* **Direction**
Set down the material once more, exactly as it appears.

* **Exercise inputs**
##########

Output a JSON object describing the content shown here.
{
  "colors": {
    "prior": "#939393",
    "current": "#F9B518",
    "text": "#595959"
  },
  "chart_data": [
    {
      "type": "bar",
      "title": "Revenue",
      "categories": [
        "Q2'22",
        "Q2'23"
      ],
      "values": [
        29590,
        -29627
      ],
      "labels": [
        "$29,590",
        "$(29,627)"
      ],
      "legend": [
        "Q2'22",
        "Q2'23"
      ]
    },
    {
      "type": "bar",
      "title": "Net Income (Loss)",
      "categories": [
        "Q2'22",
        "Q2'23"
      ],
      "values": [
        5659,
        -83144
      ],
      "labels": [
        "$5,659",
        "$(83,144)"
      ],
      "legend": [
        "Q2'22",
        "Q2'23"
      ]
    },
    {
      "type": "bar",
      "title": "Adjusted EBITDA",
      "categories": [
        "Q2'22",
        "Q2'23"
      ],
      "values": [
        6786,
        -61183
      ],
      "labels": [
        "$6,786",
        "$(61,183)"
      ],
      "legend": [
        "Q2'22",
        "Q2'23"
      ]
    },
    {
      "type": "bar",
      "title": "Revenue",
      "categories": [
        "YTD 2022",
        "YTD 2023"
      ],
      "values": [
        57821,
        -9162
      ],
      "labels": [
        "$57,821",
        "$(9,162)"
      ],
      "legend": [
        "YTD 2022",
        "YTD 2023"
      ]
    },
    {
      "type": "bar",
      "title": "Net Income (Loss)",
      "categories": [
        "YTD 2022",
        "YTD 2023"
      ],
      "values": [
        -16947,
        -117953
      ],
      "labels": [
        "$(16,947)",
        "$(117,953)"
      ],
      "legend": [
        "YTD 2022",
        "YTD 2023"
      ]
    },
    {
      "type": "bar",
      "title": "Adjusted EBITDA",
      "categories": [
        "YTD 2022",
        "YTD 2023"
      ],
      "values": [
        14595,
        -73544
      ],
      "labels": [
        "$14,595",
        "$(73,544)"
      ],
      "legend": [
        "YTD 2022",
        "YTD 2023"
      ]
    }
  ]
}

##########

* **Exercise response**
Output a JSON object describing the content shown here.
{
  "colors": {
    "prior": "#939393",
    "current": "#F9B518",
    "text": "#595959"
  },
  "chart_data": [
    {
      "type": "bar",
      "title": "Revenue",
      "categories": [
        "Q2'22",
        "Q2'23"
      ],
      "values": [
        29590,
        -29627
      ],
      "labels": [
        "$29,590",
        "$(29,627)"
      ],
      "legend": [
        "Q2'22",
        "Q2'23"
      ]
    },
    {
      "type": "bar",
      "title": "Net Income (Loss)",
      "categories": [
        "Q2'22",
        "Q2'23"
      ],
      "values": [
        5659,
        -83144
      ],
      "labels": [
        "$5,659",
        "$(83,144)"
      ],
      "legend": [
        "Q2'22",
        "Q2'23"
      ]
    },
    {
      "type": "bar",
      "title": "Adjusted EBITDA",
      "categories": [
        "Q2'22",
        "Q2'23"
      ],
      "values": [
        6786,
        -61183
      ],
      "labels": [
        "$6,786",
        "$(61,183)"
      ],
      "legend": [
        "Q2'22",
        "Q2'23"
      ]
    },
    {
      "type": "bar",
      "title": "Revenue",
      "categories": [
        "YTD 2022",
        "YTD 2023"
      ],
      "values": [
        57821,
        -9162
      ],
      "labels": [
        "$57,821",
        "$(9,162)"
      ],
      "legend": [
        "YTD 2022",
        "YTD 2023"
      ]
    },
    {
      "type": "bar",
      "title": "Net Income (Loss)",
      "categories": [
        "YTD 2022",
        "YTD 2023"
      ],
      "values": [
        -16947,
        -117953
      ],
      "labels": [
        "$(16,947)",
        "$(117,953)"
      ],
      "legend": [
        "YTD 2022",
        "YTD 2023"
      ]
    },
    {
      "type": "bar",
      "title": "Adjusted EBITDA",
      "categories": [
        "YTD 2022",
        "YTD 2023"
      ],
      "values": [
        14595,
        -73544
      ],
      "labels": [
        "$14,595",
        "$(73,544)"
      ],
      "legend": [
        "YTD 2022",
        "YTD 2023"
      ]
    }
  ]
}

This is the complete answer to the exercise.